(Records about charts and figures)
==========

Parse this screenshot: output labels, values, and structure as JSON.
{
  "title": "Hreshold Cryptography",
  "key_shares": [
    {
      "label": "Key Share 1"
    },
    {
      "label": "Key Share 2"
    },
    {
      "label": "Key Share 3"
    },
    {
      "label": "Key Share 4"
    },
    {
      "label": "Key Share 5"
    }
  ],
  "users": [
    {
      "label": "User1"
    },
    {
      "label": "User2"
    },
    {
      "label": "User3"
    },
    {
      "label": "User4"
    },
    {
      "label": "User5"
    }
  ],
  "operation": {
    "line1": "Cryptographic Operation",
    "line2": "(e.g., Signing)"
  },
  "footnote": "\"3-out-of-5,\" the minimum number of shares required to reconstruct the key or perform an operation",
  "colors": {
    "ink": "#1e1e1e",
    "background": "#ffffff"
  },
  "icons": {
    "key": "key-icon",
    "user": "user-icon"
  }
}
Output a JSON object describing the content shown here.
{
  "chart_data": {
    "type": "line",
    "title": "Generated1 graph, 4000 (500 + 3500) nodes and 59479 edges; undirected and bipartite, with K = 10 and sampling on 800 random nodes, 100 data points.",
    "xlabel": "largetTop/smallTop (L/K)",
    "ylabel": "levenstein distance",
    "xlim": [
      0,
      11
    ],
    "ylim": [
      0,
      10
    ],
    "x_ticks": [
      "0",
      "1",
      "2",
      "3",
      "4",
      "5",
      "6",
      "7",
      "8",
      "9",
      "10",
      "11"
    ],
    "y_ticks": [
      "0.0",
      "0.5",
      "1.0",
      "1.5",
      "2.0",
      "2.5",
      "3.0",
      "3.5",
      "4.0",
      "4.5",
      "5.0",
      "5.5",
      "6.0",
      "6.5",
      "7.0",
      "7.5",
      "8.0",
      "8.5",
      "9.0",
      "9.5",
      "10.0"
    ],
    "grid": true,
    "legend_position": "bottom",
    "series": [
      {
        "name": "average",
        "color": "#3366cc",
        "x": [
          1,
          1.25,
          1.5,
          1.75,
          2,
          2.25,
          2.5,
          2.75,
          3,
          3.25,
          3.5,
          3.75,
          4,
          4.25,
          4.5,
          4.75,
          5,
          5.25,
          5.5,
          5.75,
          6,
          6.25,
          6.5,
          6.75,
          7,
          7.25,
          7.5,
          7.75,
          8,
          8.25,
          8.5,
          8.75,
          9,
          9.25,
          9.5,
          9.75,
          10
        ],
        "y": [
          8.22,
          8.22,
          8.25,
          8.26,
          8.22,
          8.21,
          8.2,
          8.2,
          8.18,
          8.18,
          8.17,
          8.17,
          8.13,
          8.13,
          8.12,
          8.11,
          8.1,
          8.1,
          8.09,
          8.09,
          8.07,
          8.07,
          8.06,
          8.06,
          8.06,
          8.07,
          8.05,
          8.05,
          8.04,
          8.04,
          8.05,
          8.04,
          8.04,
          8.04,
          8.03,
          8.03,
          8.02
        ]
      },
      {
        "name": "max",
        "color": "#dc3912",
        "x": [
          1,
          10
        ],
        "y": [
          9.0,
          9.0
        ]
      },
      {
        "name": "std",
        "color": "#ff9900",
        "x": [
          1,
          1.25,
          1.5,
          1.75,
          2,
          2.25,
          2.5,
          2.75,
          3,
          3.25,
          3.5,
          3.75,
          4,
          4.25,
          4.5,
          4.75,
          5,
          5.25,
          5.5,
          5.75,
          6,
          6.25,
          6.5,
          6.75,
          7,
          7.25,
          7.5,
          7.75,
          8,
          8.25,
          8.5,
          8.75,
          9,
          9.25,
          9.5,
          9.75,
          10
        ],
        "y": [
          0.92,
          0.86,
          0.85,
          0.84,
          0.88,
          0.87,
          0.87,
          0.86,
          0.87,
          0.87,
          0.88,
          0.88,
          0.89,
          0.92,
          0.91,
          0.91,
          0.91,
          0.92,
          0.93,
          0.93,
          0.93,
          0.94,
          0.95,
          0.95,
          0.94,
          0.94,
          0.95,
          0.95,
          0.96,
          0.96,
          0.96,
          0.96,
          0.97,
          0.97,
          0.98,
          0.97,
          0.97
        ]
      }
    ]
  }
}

==========

From the entries above, copy every line where the word "title" shows up.

» Task output:
  "title": "Hreshold Cryptography",
    "title": "Generated1 graph, 4000 (500 + 3500) nodes and 59479 edges; undirected and bipartite, with K = 10 and sampling on 800 random nodes, 100 data points.",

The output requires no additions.